* **Task to carry out**
Reproduce the records below in full and exactly, without their images.

* **Records shown**
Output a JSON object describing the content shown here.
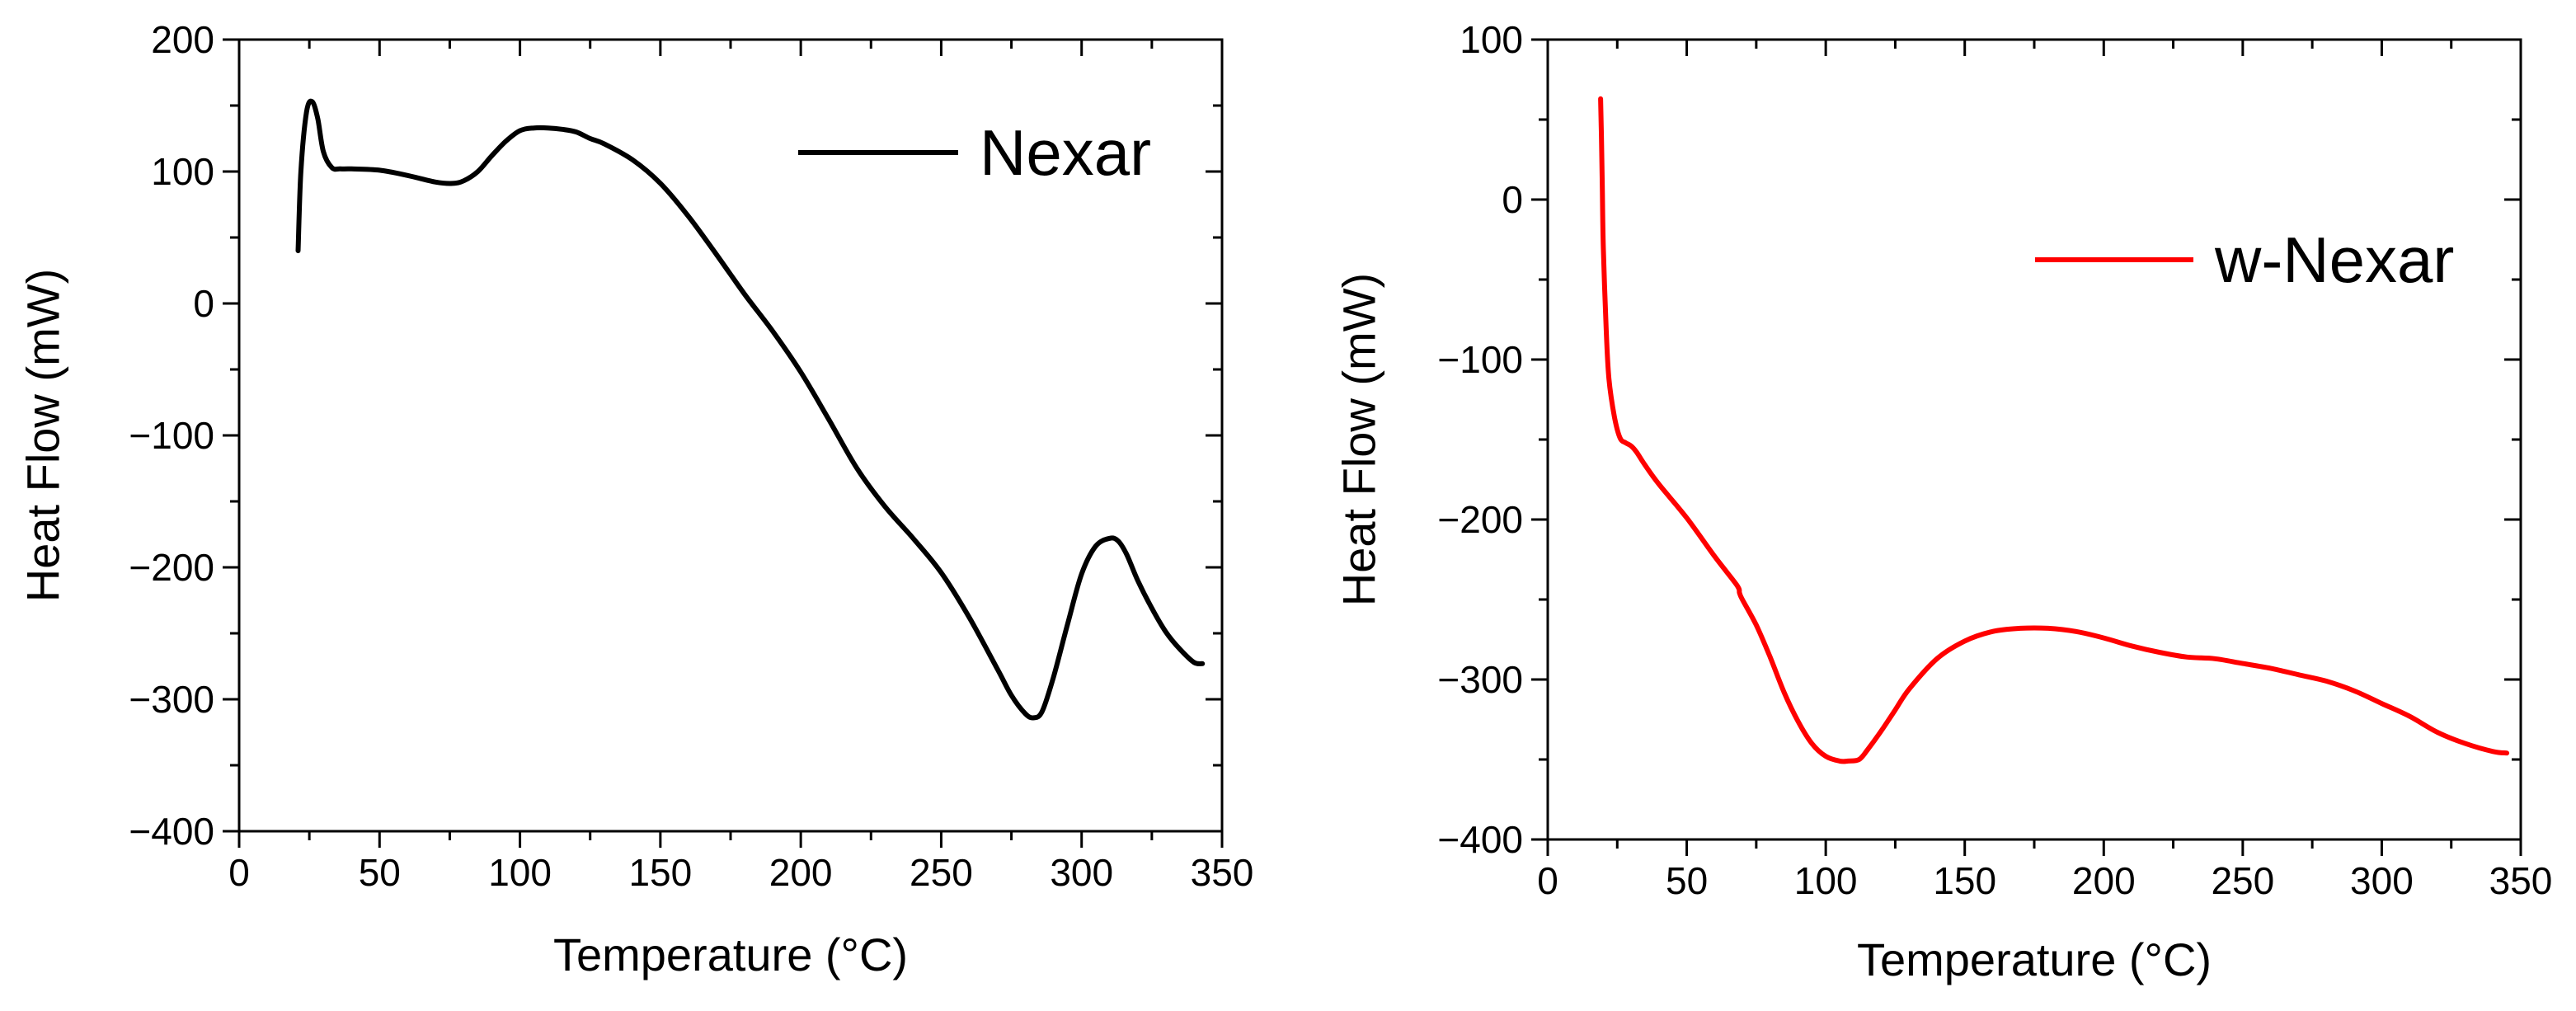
{
  "chart_data": [
    {
      "type": "line",
      "xlabel": "Temperature (°C)",
      "ylabel": "Heat Flow (mW)",
      "xlim": [
        0,
        350
      ],
      "ylim": [
        -400,
        200
      ],
      "xticks": [
        0,
        50,
        100,
        150,
        200,
        250,
        300,
        350
      ],
      "yticks": [
        -400,
        -300,
        -200,
        -100,
        0,
        100,
        200
      ],
      "ytick_labels": [
        "−400",
        "−300",
        "−200",
        "−100",
        "0",
        "100",
        "200"
      ],
      "xtick_labels": [
        "0",
        "50",
        "100",
        "150",
        "200",
        "250",
        "300",
        "350"
      ],
      "legend_position": "top-right",
      "series": [
        {
          "name": "Nexar",
          "color": "#000000",
          "x": [
            21,
            22,
            24,
            26,
            28,
            30,
            33,
            36,
            40,
            50,
            60,
            70,
            76,
            80,
            85,
            90,
            95,
            100,
            105,
            110,
            115,
            120,
            125,
            130,
            140,
            150,
            160,
            170,
            180,
            190,
            200,
            210,
            220,
            230,
            240,
            250,
            260,
            270,
            275,
            280,
            283,
            286,
            290,
            295,
            300,
            305,
            310,
            313,
            316,
            320,
            325,
            330,
            335,
            340,
            343
          ],
          "y": [
            40,
            100,
            145,
            153,
            140,
            115,
            103,
            102,
            102,
            101,
            97,
            92,
            91,
            93,
            100,
            112,
            123,
            131,
            133,
            133,
            132,
            130,
            125,
            121,
            109,
            91,
            66,
            37,
            7,
            -21,
            -52,
            -88,
            -125,
            -154,
            -178,
            -204,
            -238,
            -277,
            -297,
            -311,
            -314,
            -309,
            -283,
            -243,
            -205,
            -184,
            -178,
            -180,
            -190,
            -210,
            -231,
            -249,
            -262,
            -272,
            -273
          ]
        }
      ]
    },
    {
      "type": "line",
      "xlabel": "Temperature (°C)",
      "ylabel": "Heat Flow (mW)",
      "xlim": [
        0,
        350
      ],
      "ylim": [
        -400,
        100
      ],
      "xticks": [
        0,
        50,
        100,
        150,
        200,
        250,
        300,
        350
      ],
      "yticks": [
        -400,
        -300,
        -200,
        -100,
        0,
        100
      ],
      "ytick_labels": [
        "−400",
        "−300",
        "−200",
        "−100",
        "0",
        "100"
      ],
      "xtick_labels": [
        "0",
        "50",
        "100",
        "150",
        "200",
        "250",
        "300",
        "350"
      ],
      "legend_position": "top-right",
      "series": [
        {
          "name": "w-Nexar",
          "color": "#ff0000",
          "x": [
            19,
            19.3,
            19.6,
            20,
            21,
            22,
            24,
            26,
            28,
            30,
            32,
            35,
            40,
            50,
            60,
            68,
            69,
            70,
            75,
            80,
            85,
            90,
            95,
            100,
            105,
            108,
            112,
            115,
            120,
            125,
            130,
            140,
            150,
            160,
            170,
            180,
            190,
            200,
            210,
            220,
            230,
            240,
            250,
            260,
            270,
            280,
            290,
            300,
            310,
            320,
            330,
            340,
            345
          ],
          "y": [
            63,
            40,
            10,
            -30,
            -80,
            -112,
            -136,
            -149,
            -152,
            -154,
            -158,
            -166,
            -178,
            -199,
            -223,
            -241,
            -246,
            -250,
            -266,
            -286,
            -308,
            -326,
            -340,
            -348,
            -351,
            -351,
            -350,
            -344,
            -332,
            -319,
            -306,
            -287,
            -276,
            -270,
            -268,
            -268,
            -270,
            -274,
            -279,
            -283,
            -286,
            -287,
            -290,
            -293,
            -297,
            -301,
            -307,
            -315,
            -323,
            -333,
            -340,
            -345,
            -346
          ]
        }
      ]
    }
  ]
}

* **Result**
Output a JSON object describing the content shown here.
{
  "chart_data": [
    {
      "type": "line",
      "xlabel": "Temperature (°C)",
      "ylabel": "Heat Flow (mW)",
      "xlim": [
        0,
        350
      ],
      "ylim": [
        -400,
        200
      ],
      "xticks": [
        0,
        50,
        100,
        150,
        200,
        250,
        300,
        350
      ],
      "yticks": [
        -400,
        -300,
        -200,
        -100,
        0,
        100,
        200
      ],
      "ytick_labels": [
        "−400",
        "−300",
        "−200",
        "−100",
        "0",
        "100",
        "200"
      ],
      "xtick_labels": [
        "0",
        "50",
        "100",
        "150",
        "200",
        "250",
        "300",
        "350"
      ],
      "legend_position": "top-right",
      "series": [
        {
          "name": "Nexar",
          "color": "#000000",
          "x": [
            21,
            22,
            24,
            26,
            28,
            30,
            33,
            36,
            40,
            50,
            60,
            70,
            76,
            80,
            85,
            90,
            95,
            100,
            105,
            110,
            115,
            120,
            125,
            130,
            140,
            150,
            160,
            170,
            180,
            190,
            200,
            210,
            220,
            230,
            240,
            250,
            260,
            270,
            275,
            280,
            283,
            286,
            290,
            295,
            300,
            305,
            310,
            313,
            316,
            320,
            325,
            330,
            335,
            340,
            343
          ],
          "y": [
            40,
            100,
            145,
            153,
            140,
            115,
            103,
            102,
            102,
            101,
            97,
            92,
            91,
            93,
            100,
            112,
            123,
            131,
            133,
            133,
            132,
            130,
            125,
            121,
            109,
            91,
            66,
            37,
            7,
            -21,
            -52,
            -88,
            -125,
            -154,
            -178,
            -204,
            -238,
            -277,
            -297,
            -311,
            -314,
            -309,
            -283,
            -243,
            -205,
            -184,
            -178,
            -180,
            -190,
            -210,
            -231,
            -249,
            -262,
            -272,
            -273
          ]
        }
      ]
    },
    {
      "type": "line",
      "xlabel": "Temperature (°C)",
      "ylabel": "Heat Flow (mW)",
      "xlim": [
        0,
        350
      ],
      "ylim": [
        -400,
        100
      ],
      "xticks": [
        0,
        50,
        100,
        150,
        200,
        250,
        300,
        350
      ],
      "yticks": [
        -400,
        -300,
        -200,
        -100,
        0,
        100
      ],
      "ytick_labels": [
        "−400",
        "−300",
        "−200",
        "−100",
        "0",
        "100"
      ],
      "xtick_labels": [
        "0",
        "50",
        "100",
        "150",
        "200",
        "250",
        "300",
        "350"
      ],
      "legend_position": "top-right",
      "series": [
        {
          "name": "w-Nexar",
          "color": "#ff0000",
          "x": [
            19,
            19.3,
            19.6,
            20,
            21,
            22,
            24,
            26,
            28,
            30,
            32,
            35,
            40,
            50,
            60,
            68,
            69,
            70,
            75,
            80,
            85,
            90,
            95,
            100,
            105,
            108,
            112,
            115,
            120,
            125,
            130,
            140,
            150,
            160,
            170,
            180,
            190,
            200,
            210,
            220,
            230,
            240,
            250,
            260,
            270,
            280,
            290,
            300,
            310,
            320,
            330,
            340,
            345
          ],
          "y": [
            63,
            40,
            10,
            -30,
            -80,
            -112,
            -136,
            -149,
            -152,
            -154,
            -158,
            -166,
            -178,
            -199,
            -223,
            -241,
            -246,
            -250,
            -266,
            -286,
            -308,
            -326,
            -340,
            -348,
            -351,
            -351,
            -350,
            -344,
            -332,
            -319,
            -306,
            -287,
            -276,
            -270,
            -268,
            -268,
            -270,
            -274,
            -279,
            -283,
            -286,
            -287,
            -290,
            -293,
            -297,
            -301,
            -307,
            -315,
            -323,
            -333,
            -340,
            -345,
            -346
          ]
        }
      ]
    }
  ]
}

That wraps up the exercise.